### Exercise goal
Copy every line of the records below that holds the word "describing".
>> START
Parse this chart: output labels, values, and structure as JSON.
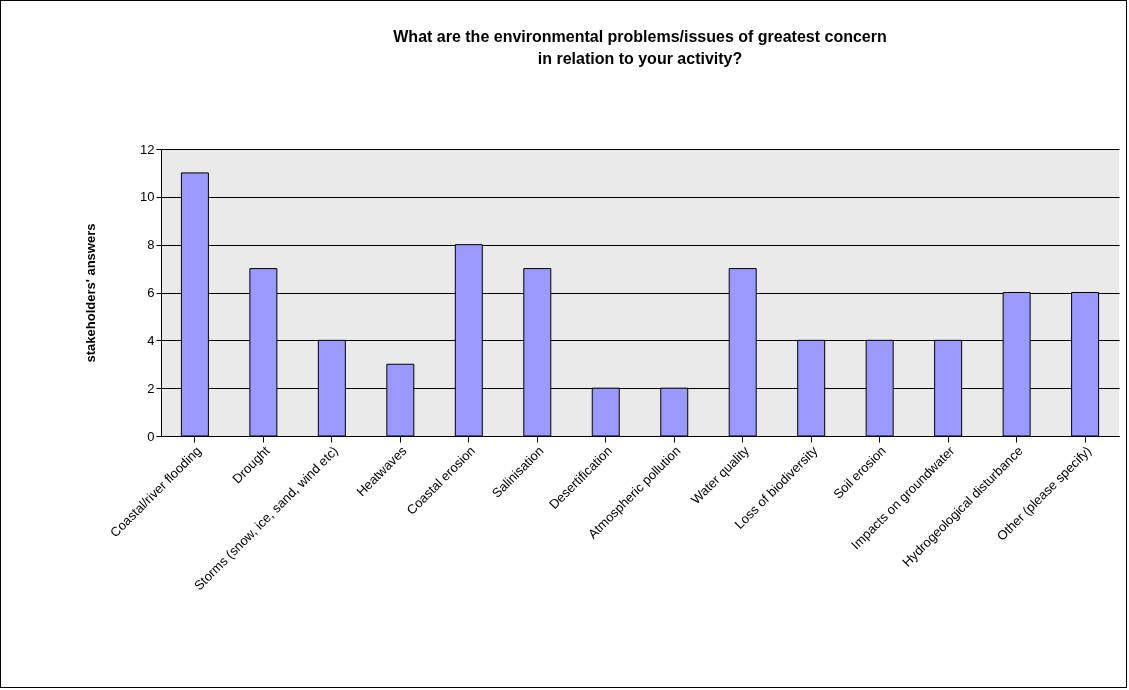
{
  "chart_data": {
    "type": "bar",
    "title": "What are the environmental problems/issues of greatest concern\nin relation to your activity?",
    "ylabel": "stakeholders' answers",
    "categories": [
      "Coastal/river flooding",
      "Drought",
      "Storms (snow, ice, sand, wind etc)",
      "Heatwaves",
      "Coastal erosion",
      "Salinisation",
      "Desertification",
      "Atmospheric pollution",
      "Water quality",
      "Loss of biodiversity",
      "Soil erosion",
      "Impacts on groundwater",
      "Hydrogeological disturbance",
      "Other (please specify)"
    ],
    "values": [
      11,
      7,
      4,
      3,
      8,
      7,
      2,
      2,
      7,
      4,
      4,
      4,
      6,
      6
    ],
    "color": "#9999ff",
    "ylim": [
      0,
      12
    ],
    "yticks": [
      0,
      2,
      4,
      6,
      8,
      10,
      12
    ],
    "grid": "y"
  }
}
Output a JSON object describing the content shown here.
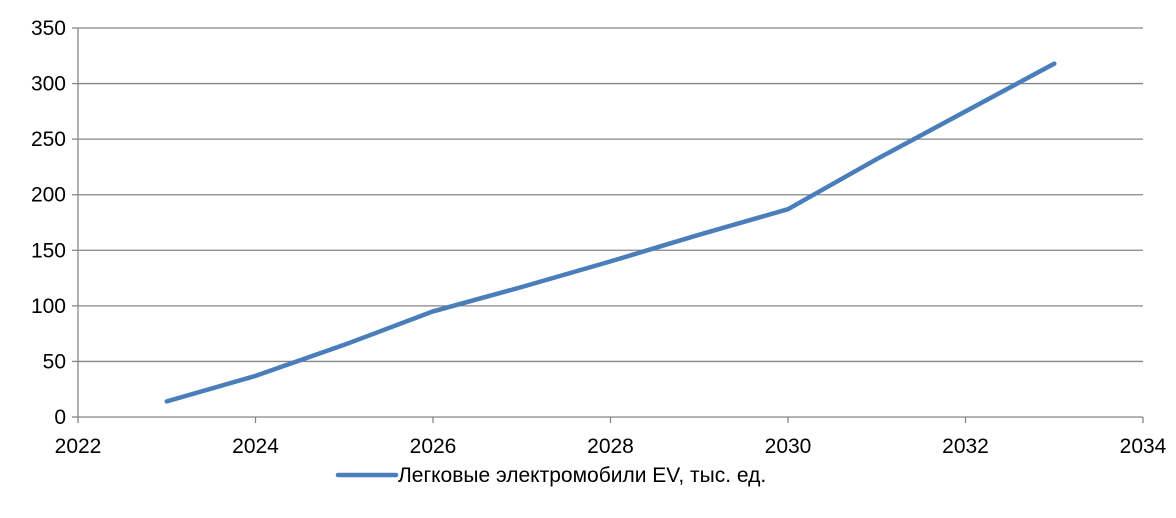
{
  "chart_data": {
    "type": "line",
    "title": "",
    "xlabel": "",
    "ylabel": "",
    "xlim": [
      2022,
      2034
    ],
    "ylim": [
      0,
      350
    ],
    "x_ticks": [
      2022,
      2024,
      2026,
      2028,
      2030,
      2032,
      2034
    ],
    "y_ticks": [
      0,
      50,
      100,
      150,
      200,
      250,
      300,
      350
    ],
    "grid": "horizontal",
    "legend_position": "bottom-center",
    "series": [
      {
        "name": "Легковые электромобили EV, тыс. ед.",
        "color": "#4a7ebb",
        "x": [
          2023,
          2024,
          2025,
          2026,
          2027,
          2028,
          2029,
          2030,
          2031,
          2032,
          2033
        ],
        "y": [
          14,
          37,
          65,
          95,
          117,
          140,
          164,
          187,
          232,
          275,
          318
        ]
      }
    ]
  }
}
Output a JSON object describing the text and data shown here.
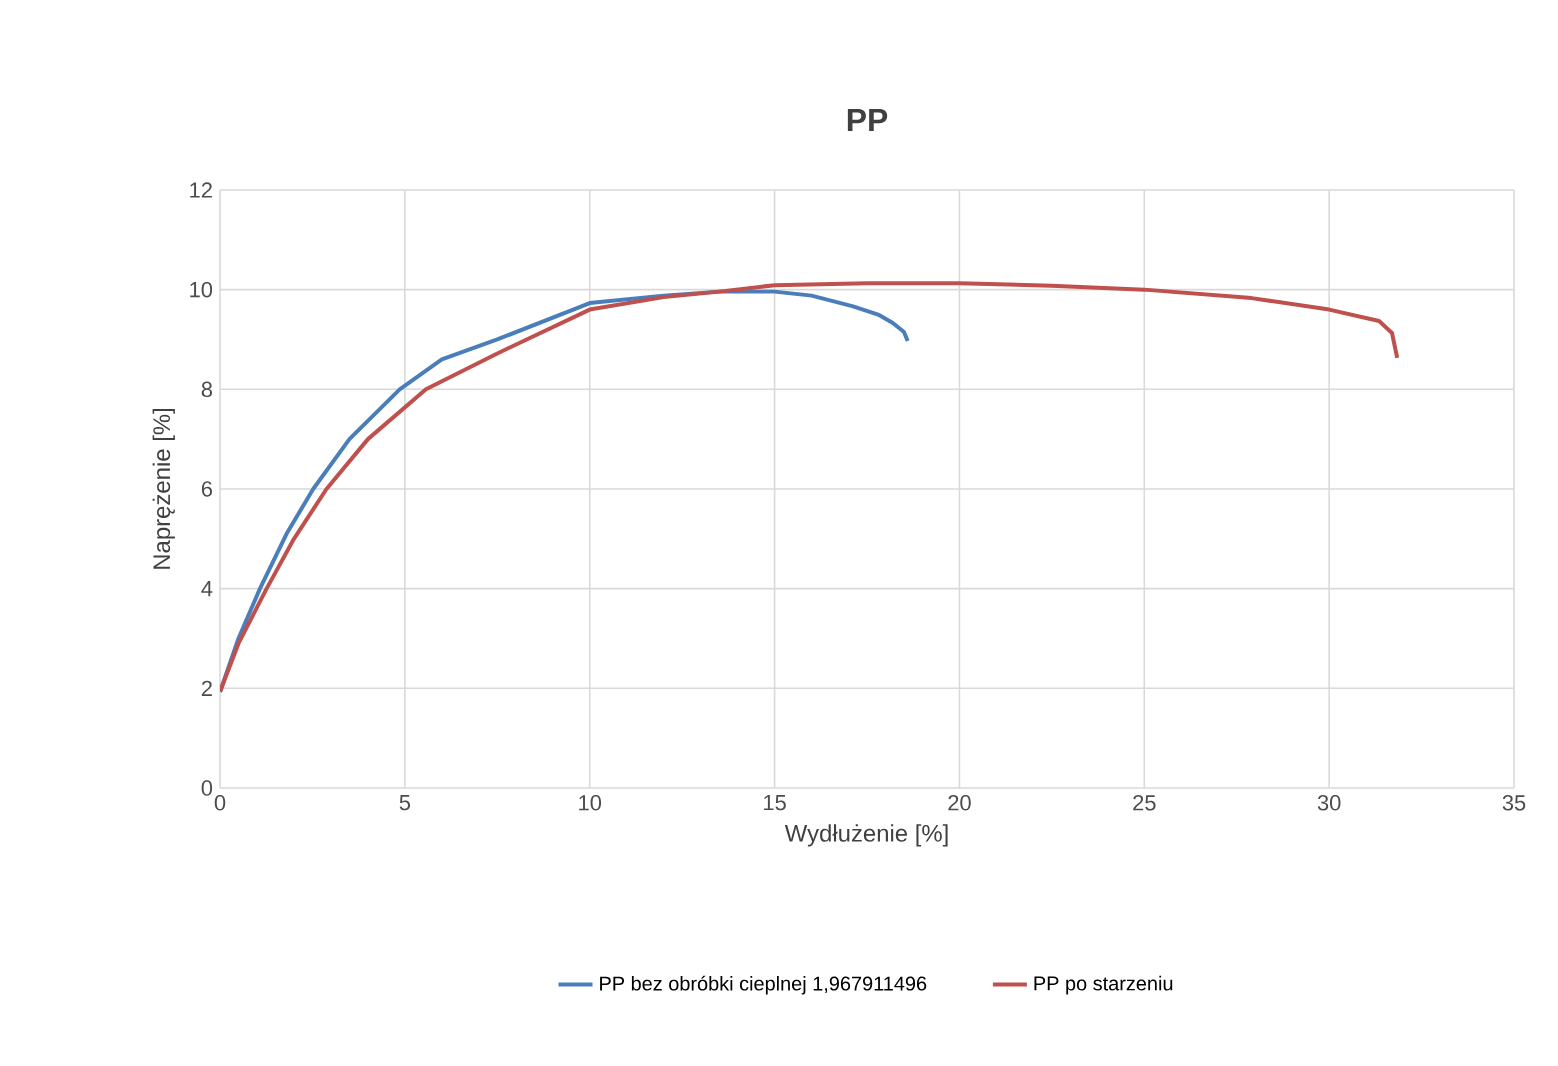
{
  "chart_data": {
    "type": "line",
    "title": "PP",
    "xlabel": "Wydłużenie [%]",
    "ylabel": "Naprężenie [%]",
    "xlim": [
      0,
      35
    ],
    "ylim": [
      0,
      12
    ],
    "xticks": [
      0,
      5,
      10,
      15,
      20,
      25,
      30,
      35
    ],
    "yticks": [
      0,
      2,
      4,
      6,
      8,
      10,
      12
    ],
    "grid": true,
    "legend": "bottom",
    "marker": "none",
    "line_style": "solid",
    "series": [
      {
        "name": "PP bez obróbki cieplnej 1,967911496",
        "color": "#4a7ebb",
        "x": [
          0,
          0.5,
          1.08,
          1.8,
          2.52,
          3.5,
          4.86,
          6,
          7.5,
          10,
          12,
          13.5,
          15,
          16,
          17.1,
          17.8,
          18.2,
          18.5,
          18.6
        ],
        "values": [
          1.93,
          3.0,
          4.0,
          5.1,
          6.0,
          7.0,
          8.0,
          8.6,
          9.0,
          9.73,
          9.88,
          9.96,
          9.96,
          9.88,
          9.67,
          9.5,
          9.33,
          9.15,
          8.97
        ]
      },
      {
        "name": "PP po starzeniu",
        "color": "#c0504d",
        "x": [
          0,
          0.5,
          1.26,
          2.0,
          2.88,
          4.0,
          5.57,
          7.5,
          10,
          12,
          13.5,
          15,
          17.5,
          20,
          22.5,
          25,
          27.9,
          30,
          31.35,
          31.7,
          31.84
        ],
        "values": [
          1.93,
          2.9,
          4.0,
          5.0,
          6.0,
          7.0,
          8.0,
          8.72,
          9.6,
          9.85,
          9.96,
          10.09,
          10.13,
          10.13,
          10.08,
          10.0,
          9.83,
          9.6,
          9.37,
          9.13,
          8.63
        ]
      }
    ]
  }
}
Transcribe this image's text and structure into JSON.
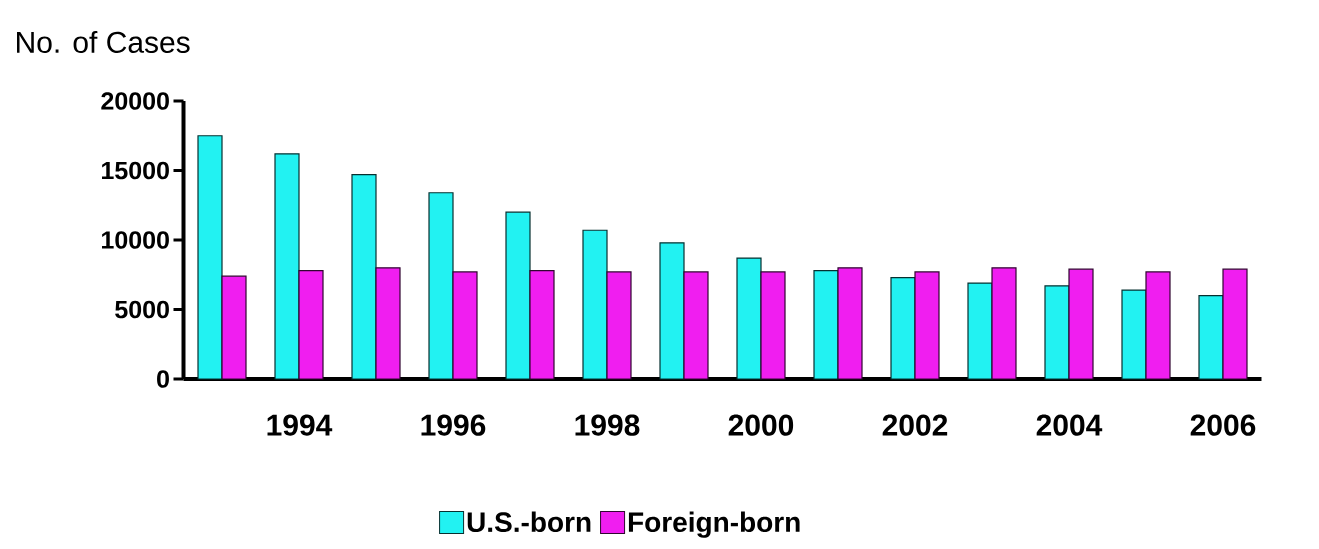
{
  "chart_data": {
    "type": "bar",
    "ylabel": "No. of Cases",
    "categories": [
      null,
      "1994",
      null,
      "1996",
      null,
      "1998",
      null,
      "2000",
      null,
      "2002",
      null,
      "2004",
      null,
      "2006"
    ],
    "series": [
      {
        "name": "U.S.-born",
        "color": "#22f2f2",
        "values": [
          17500,
          16200,
          14700,
          13400,
          12000,
          10700,
          9800,
          8700,
          7800,
          7300,
          6900,
          6700,
          6400,
          6000
        ]
      },
      {
        "name": "Foreign-born",
        "color": "#f01ef0",
        "values": [
          7400,
          7800,
          8000,
          7700,
          7800,
          7700,
          7700,
          7700,
          8000,
          7700,
          8000,
          7900,
          7700,
          7900
        ]
      }
    ],
    "ylim": [
      0,
      20000
    ],
    "yticks": [
      0,
      5000,
      10000,
      15000,
      20000
    ],
    "grid": false,
    "legend": "bottom"
  }
}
>> END
### Solution
Output a JSON object describing the content shown here.
Output a JSON object describing the text and data shown here.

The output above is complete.